THE REQUEST: Print the records below exactly as they appear.

Some records:
- - -
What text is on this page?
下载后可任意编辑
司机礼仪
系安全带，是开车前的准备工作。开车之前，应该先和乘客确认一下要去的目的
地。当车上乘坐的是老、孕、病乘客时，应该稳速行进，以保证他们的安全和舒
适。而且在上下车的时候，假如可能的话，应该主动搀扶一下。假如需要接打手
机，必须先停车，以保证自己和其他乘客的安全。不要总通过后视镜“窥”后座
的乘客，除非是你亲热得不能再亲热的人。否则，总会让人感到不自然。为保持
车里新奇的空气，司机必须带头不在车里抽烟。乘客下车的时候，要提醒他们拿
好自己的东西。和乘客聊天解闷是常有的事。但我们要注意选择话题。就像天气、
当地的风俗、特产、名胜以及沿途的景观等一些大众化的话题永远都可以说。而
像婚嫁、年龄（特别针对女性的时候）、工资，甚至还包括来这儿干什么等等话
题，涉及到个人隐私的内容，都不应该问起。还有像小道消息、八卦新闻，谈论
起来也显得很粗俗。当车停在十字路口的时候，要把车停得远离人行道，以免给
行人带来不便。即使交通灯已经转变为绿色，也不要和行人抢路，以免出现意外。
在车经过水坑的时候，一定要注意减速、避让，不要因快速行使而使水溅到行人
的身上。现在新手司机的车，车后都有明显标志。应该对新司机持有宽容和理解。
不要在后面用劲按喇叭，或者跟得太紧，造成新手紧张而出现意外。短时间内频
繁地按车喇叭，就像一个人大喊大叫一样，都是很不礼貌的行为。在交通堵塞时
- - -
OUTPUT BELOW:
What text is on this page?
下载后可任意编辑
司机礼仪
系安全带，是开车前的准备工作。开车之前，应该先和乘客确认一下要去的目的
地。当车上乘坐的是老、孕、病乘客时，应该稳速行进，以保证他们的安全和舒
适。而且在上下车的时候，假如可能的话，应该主动搀扶一下。假如需要接打手
机，必须先停车，以保证自己和其他乘客的安全。不要总通过后视镜“窥”后座
的乘客，除非是你亲热得不能再亲热的人。否则，总会让人感到不自然。为保持
车里新奇的空气，司机必须带头不在车里抽烟。乘客下车的时候，要提醒他们拿
好自己的东西。和乘客聊天解闷是常有的事。但我们要注意选择话题。就像天气、
当地的风俗、特产、名胜以及沿途的景观等一些大众化的话题永远都可以说。而
像婚嫁、年龄（特别针对女性的时候）、工资，甚至还包括来这儿干什么等等话
题，涉及到个人隐私的内容，都不应该问起。还有像小道消息、八卦新闻，谈论
起来也显得很粗俗。当车停在十字路口的时候，要把车停得远离人行道，以免给
行人带来不便。即使交通灯已经转变为绿色，也不要和行人抢路，以免出现意外。
在车经过水坑的时候，一定要注意减速、避让，不要因快速行使而使水溅到行人
的身上。现在新手司机的车，车后都有明显标志。应该对新司机持有宽容和理解。
不要在后面用劲按喇叭，或者跟得太紧，造成新手紧张而出现意外。短时间内频
繁地按车喇叭，就像一个人大喊大叫一样，都是很不礼貌的行为。在交通堵塞时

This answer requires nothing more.